Passage provided »
Tiny People of Rain-couver
The change of seasons is a good time to look at tiny people again.
Does this happen to you? I often feel compelled to draw at new locations and, if the weather does not permit me to find one, I end up not drawing at all.
A part of this feeling comes from thinking that my job - as a SneakyArtist - is to find new places of SneakyArt. Another part is the social media pressure - trying to avoid looking stale online. So, the rain can act as a constraint upon this freedom to ‘go anywhere’.
But constraints, as I have said before, are actually freedoms in disguise.
What is the freedom from this particular weather constraint? It is that I am able to dive deeper into the same place, in this case the neighborhood cafe, and find something fresh.
But I wasn’t done adding constraints. Not only was I drawing from the same cafe as I had done before, I would be drawing from exactly the same seat, looking out in the same direction, as before. And not only was I drawing in the same cafe from the same seat looking in the same direction, I would be drawing in the same style as before - TinyPeople!

Dataset content »
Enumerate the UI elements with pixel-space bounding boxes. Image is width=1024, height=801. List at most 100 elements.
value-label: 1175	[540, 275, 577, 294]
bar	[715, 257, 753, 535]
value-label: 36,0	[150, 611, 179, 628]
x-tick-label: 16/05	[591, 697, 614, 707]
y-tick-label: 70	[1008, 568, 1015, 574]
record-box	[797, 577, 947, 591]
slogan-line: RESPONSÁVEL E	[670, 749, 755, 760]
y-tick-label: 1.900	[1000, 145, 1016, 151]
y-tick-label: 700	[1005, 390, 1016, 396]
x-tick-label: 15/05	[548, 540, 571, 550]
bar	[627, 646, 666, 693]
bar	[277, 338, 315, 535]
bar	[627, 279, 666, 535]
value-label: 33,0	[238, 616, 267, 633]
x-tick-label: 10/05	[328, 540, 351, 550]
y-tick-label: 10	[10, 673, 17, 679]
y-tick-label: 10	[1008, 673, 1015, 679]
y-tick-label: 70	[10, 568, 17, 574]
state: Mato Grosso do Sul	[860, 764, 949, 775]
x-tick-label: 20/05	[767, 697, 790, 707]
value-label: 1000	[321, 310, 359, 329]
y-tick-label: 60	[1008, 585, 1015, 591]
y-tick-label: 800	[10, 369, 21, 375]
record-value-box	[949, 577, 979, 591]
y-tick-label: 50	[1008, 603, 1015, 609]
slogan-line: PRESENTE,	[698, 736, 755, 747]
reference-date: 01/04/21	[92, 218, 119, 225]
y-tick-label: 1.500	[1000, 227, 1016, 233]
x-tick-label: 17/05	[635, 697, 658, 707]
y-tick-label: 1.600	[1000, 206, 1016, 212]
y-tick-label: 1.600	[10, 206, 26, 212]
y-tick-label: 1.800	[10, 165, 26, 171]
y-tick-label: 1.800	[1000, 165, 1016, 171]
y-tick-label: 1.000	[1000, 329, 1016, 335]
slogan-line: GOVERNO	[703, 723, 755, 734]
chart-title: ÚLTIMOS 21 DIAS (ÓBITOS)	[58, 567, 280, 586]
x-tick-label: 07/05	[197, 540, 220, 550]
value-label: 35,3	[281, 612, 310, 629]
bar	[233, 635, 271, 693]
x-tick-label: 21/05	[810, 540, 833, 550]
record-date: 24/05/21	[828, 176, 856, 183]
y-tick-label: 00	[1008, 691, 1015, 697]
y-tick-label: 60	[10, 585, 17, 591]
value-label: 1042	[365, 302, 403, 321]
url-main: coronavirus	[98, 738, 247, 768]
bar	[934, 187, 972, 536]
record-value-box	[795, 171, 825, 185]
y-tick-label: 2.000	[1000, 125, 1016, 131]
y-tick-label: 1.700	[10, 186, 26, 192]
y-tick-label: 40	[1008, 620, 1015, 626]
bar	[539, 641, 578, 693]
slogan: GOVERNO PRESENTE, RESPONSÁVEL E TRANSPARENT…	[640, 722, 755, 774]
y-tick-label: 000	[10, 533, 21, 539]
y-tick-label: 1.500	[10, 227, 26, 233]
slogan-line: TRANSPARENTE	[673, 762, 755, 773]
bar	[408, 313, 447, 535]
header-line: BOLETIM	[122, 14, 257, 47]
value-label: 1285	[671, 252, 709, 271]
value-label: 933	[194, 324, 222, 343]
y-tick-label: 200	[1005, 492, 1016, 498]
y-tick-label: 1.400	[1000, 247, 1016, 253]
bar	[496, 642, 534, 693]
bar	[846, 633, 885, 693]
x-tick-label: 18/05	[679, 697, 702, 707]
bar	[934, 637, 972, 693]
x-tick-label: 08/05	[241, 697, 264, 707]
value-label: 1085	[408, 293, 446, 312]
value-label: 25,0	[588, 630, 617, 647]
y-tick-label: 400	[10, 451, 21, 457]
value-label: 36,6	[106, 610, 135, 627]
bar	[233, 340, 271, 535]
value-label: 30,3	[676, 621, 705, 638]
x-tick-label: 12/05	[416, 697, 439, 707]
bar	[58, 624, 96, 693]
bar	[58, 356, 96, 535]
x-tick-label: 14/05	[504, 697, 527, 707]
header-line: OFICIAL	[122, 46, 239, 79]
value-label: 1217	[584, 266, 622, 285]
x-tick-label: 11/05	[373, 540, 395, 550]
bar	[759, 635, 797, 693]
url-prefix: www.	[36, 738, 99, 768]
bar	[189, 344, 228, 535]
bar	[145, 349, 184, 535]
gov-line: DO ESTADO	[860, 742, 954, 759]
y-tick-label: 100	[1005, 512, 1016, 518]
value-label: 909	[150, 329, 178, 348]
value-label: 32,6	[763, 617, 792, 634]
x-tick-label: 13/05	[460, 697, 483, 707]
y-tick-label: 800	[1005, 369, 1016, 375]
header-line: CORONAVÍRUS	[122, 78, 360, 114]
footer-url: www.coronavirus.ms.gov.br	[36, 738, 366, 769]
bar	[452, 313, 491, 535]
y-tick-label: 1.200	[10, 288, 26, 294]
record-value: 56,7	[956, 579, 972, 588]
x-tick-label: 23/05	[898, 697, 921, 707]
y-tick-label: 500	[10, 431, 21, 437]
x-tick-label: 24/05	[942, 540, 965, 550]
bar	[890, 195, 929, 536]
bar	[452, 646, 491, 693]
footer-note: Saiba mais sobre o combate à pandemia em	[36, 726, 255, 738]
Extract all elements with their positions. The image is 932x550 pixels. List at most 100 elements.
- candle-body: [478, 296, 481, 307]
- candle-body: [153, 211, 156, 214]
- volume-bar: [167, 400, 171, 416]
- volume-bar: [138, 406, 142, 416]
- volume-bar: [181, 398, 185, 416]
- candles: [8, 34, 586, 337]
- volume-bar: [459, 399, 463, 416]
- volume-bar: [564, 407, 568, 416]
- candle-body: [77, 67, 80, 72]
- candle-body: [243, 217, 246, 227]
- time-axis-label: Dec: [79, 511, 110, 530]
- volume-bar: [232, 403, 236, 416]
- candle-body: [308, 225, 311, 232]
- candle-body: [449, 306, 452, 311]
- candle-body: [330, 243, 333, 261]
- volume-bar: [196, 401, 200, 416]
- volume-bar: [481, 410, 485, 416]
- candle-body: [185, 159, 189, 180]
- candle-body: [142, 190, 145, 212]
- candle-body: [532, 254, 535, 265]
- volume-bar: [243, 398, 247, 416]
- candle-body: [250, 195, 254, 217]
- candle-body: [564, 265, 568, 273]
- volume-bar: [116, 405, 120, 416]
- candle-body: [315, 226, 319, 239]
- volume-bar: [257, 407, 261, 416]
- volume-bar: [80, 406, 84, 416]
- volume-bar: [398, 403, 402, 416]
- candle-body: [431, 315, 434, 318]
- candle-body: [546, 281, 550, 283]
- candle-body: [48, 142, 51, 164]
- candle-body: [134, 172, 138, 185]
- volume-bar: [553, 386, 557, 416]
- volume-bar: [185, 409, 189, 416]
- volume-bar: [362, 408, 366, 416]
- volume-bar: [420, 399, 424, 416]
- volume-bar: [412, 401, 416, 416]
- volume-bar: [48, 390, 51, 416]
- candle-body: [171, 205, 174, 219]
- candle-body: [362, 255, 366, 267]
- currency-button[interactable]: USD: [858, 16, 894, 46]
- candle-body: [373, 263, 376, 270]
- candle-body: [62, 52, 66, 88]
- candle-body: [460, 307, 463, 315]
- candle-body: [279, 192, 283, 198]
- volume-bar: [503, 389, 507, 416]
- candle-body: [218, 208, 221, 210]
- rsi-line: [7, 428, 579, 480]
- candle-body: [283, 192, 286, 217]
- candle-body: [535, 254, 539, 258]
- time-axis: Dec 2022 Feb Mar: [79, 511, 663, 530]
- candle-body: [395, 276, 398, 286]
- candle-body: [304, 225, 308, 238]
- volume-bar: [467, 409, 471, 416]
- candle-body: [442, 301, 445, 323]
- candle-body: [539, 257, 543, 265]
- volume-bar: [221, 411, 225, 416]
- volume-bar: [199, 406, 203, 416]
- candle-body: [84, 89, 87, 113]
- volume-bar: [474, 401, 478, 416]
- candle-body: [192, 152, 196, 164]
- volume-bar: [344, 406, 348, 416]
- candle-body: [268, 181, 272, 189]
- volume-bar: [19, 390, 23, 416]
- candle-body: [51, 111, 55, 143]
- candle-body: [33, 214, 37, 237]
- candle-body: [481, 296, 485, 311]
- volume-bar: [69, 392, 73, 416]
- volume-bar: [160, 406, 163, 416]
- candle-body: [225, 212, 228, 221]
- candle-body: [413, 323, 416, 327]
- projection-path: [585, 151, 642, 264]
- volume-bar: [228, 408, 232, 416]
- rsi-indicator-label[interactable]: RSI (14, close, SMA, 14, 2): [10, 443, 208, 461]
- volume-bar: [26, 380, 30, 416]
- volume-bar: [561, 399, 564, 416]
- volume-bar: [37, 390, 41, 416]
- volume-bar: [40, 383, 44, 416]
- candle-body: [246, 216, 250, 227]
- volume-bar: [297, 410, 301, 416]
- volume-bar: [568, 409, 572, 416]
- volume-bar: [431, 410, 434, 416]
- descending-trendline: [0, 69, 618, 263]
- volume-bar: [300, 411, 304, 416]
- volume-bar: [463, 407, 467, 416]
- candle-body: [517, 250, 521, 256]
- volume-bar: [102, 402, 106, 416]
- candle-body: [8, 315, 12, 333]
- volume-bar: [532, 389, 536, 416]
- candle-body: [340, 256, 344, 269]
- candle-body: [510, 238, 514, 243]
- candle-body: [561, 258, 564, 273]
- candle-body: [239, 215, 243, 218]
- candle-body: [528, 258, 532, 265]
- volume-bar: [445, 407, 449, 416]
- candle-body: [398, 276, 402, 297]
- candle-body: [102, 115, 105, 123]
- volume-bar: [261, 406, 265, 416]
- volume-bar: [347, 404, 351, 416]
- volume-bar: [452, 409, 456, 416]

Prompt »
Write the next part of the essay on sketching tiny people at the neighborhood cafe during the rainy season, beginning directly after its last sentence.

Reply »
So what can I get from this exercise?
Everything is the same, but in a sense nothing is the same. As the Greek philosopher Heraclitus said,
“No man steps in the same river twice. For it is no longer the same river, and he is not the same man.”
When the seasons have changed, the people have changed too. Their behaviours have changed. Their clothing has changed. What I am drawing is completely different from what I drew in early Spring, and then later in Summer.
It is an important consideration that we don’t often give enough thought. Is weather a factor in your work? Do you consider your work to be a record of space and time? Do you note how something changes with time?
With only ink lines, with single line portraits, I made it my job to do that. Here are the people I saw.
I shared the drawing on Reddit, and it went viral on r/mildlyinteresting, r/drawing and r/vancouver. Apparently umbrellas are a sign of weakness in the Pacific North West, and Seattlers were confounded at this apparent Vancouver way to do things.
Since my subjects were at a traffic light, I had only about 10-15 seconds to draw each. While I started rusty (top left, going line by line), I think I got into the groove by the 7th or 8th portrait. After that, the drawings also became mostly single line, which can be very quick and evocative. After the first 10 or 15 portraits, I got comfortable drawing umbrellas at different angles too!